_TASK DIRECTIONS_
Go through the entries one line at a time, and gather every line that has the word "Watch".

start EXERCISE MATERIALS

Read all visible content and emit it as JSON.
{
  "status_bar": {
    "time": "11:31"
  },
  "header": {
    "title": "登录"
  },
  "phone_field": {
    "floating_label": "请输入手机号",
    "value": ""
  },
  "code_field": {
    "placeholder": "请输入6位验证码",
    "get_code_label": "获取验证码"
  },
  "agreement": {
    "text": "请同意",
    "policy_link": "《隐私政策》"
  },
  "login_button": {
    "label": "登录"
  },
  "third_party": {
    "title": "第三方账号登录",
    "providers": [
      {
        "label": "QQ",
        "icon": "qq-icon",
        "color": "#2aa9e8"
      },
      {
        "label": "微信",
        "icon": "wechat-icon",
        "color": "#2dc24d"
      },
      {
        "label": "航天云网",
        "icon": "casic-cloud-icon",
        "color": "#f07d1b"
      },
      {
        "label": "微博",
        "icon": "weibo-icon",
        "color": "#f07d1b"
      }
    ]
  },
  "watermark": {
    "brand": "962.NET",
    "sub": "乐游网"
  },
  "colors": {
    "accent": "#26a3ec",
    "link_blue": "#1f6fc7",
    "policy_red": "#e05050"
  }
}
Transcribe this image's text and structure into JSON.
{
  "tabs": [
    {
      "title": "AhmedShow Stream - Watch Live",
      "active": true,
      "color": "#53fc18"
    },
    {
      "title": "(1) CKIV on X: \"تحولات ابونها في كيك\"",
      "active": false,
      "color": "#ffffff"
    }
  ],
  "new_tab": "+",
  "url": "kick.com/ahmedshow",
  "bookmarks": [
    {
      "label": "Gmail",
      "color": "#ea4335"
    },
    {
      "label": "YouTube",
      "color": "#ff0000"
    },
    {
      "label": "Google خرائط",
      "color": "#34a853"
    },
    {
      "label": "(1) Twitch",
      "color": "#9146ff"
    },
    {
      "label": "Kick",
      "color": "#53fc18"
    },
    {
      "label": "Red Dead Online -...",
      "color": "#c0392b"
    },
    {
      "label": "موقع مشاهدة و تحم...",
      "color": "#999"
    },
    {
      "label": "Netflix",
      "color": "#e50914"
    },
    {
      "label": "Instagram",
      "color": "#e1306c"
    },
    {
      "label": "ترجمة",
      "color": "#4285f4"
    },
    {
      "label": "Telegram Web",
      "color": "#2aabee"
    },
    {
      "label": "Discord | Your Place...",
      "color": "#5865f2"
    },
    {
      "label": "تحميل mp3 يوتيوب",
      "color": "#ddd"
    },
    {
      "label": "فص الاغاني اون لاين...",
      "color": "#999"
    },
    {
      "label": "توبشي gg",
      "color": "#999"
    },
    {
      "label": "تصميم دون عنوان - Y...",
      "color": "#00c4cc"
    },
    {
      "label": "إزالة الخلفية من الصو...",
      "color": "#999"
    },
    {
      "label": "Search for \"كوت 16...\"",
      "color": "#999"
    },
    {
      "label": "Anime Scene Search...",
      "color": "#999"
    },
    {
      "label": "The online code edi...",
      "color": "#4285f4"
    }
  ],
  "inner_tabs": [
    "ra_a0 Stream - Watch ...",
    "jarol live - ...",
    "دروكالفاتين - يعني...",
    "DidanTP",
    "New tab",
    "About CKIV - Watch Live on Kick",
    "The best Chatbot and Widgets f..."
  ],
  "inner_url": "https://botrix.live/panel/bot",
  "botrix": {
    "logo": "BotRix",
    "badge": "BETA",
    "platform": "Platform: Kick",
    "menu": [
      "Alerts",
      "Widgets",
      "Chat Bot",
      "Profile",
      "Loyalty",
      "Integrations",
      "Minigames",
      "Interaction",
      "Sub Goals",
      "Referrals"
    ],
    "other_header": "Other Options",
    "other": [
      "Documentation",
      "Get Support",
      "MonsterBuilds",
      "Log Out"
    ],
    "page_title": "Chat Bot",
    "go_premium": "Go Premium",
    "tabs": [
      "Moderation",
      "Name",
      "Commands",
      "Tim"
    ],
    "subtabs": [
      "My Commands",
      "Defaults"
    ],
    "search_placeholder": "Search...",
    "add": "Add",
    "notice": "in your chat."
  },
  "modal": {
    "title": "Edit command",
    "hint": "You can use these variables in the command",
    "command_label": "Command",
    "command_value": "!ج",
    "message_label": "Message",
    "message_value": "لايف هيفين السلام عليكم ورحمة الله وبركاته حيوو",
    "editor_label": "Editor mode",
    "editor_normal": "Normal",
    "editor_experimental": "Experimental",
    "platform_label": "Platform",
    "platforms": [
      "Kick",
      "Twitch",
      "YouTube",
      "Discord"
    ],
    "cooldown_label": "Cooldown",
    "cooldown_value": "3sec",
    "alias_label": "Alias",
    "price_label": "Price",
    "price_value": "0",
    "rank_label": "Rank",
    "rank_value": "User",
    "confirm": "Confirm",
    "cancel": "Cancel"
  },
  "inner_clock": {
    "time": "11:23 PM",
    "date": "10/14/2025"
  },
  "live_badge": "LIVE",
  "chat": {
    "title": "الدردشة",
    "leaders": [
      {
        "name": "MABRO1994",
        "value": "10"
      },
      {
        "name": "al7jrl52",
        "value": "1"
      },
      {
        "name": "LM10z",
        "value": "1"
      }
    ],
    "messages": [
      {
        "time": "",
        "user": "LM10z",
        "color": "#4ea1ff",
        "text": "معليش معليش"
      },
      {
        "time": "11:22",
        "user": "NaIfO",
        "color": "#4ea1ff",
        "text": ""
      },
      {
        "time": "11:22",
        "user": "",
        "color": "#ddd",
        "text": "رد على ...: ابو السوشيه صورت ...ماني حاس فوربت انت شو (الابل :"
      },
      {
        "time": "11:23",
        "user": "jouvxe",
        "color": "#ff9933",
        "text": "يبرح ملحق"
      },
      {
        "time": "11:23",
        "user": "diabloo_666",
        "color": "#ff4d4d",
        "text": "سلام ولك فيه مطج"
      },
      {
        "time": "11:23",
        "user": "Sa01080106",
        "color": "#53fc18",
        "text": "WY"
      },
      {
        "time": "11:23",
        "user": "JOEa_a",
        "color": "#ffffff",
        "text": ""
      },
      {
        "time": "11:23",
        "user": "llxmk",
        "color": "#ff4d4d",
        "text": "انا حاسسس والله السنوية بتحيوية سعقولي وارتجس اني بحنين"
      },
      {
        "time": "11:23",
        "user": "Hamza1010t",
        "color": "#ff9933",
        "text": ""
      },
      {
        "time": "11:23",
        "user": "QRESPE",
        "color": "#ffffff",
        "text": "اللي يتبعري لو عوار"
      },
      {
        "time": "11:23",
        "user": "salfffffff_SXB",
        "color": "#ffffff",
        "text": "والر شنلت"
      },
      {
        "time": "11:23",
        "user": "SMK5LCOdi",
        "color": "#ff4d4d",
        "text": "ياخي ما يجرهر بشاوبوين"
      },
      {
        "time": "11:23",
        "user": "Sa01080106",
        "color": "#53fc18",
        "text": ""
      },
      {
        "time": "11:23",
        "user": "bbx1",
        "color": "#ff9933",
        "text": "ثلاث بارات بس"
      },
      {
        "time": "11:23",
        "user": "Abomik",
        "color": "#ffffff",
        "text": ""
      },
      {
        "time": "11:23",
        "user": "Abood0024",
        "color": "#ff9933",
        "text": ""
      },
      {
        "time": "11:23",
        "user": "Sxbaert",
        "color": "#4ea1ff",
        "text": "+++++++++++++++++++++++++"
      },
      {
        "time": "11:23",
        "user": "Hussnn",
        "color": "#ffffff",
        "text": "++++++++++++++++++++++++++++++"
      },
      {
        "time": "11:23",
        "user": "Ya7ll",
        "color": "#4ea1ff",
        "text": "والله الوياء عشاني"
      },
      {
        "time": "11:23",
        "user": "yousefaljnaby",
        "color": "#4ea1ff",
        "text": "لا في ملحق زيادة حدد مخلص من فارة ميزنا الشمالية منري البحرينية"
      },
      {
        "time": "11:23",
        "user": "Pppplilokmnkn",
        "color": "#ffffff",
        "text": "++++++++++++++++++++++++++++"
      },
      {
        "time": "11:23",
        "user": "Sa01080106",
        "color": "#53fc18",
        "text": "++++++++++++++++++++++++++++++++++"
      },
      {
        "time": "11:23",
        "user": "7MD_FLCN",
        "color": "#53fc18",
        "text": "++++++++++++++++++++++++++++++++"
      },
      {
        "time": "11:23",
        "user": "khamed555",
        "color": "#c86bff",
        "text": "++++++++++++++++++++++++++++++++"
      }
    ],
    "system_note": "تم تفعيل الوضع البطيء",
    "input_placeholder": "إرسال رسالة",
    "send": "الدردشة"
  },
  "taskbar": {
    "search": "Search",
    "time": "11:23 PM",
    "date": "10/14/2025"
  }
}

end EXERCISE MATERIALS

_RESPONSE TO THE EXERCISE_
      "title": "AhmedShow Stream - Watch Live",
    "ra_a0 Stream - Watch ...",
    "About CKIV - Watch Live on Kick",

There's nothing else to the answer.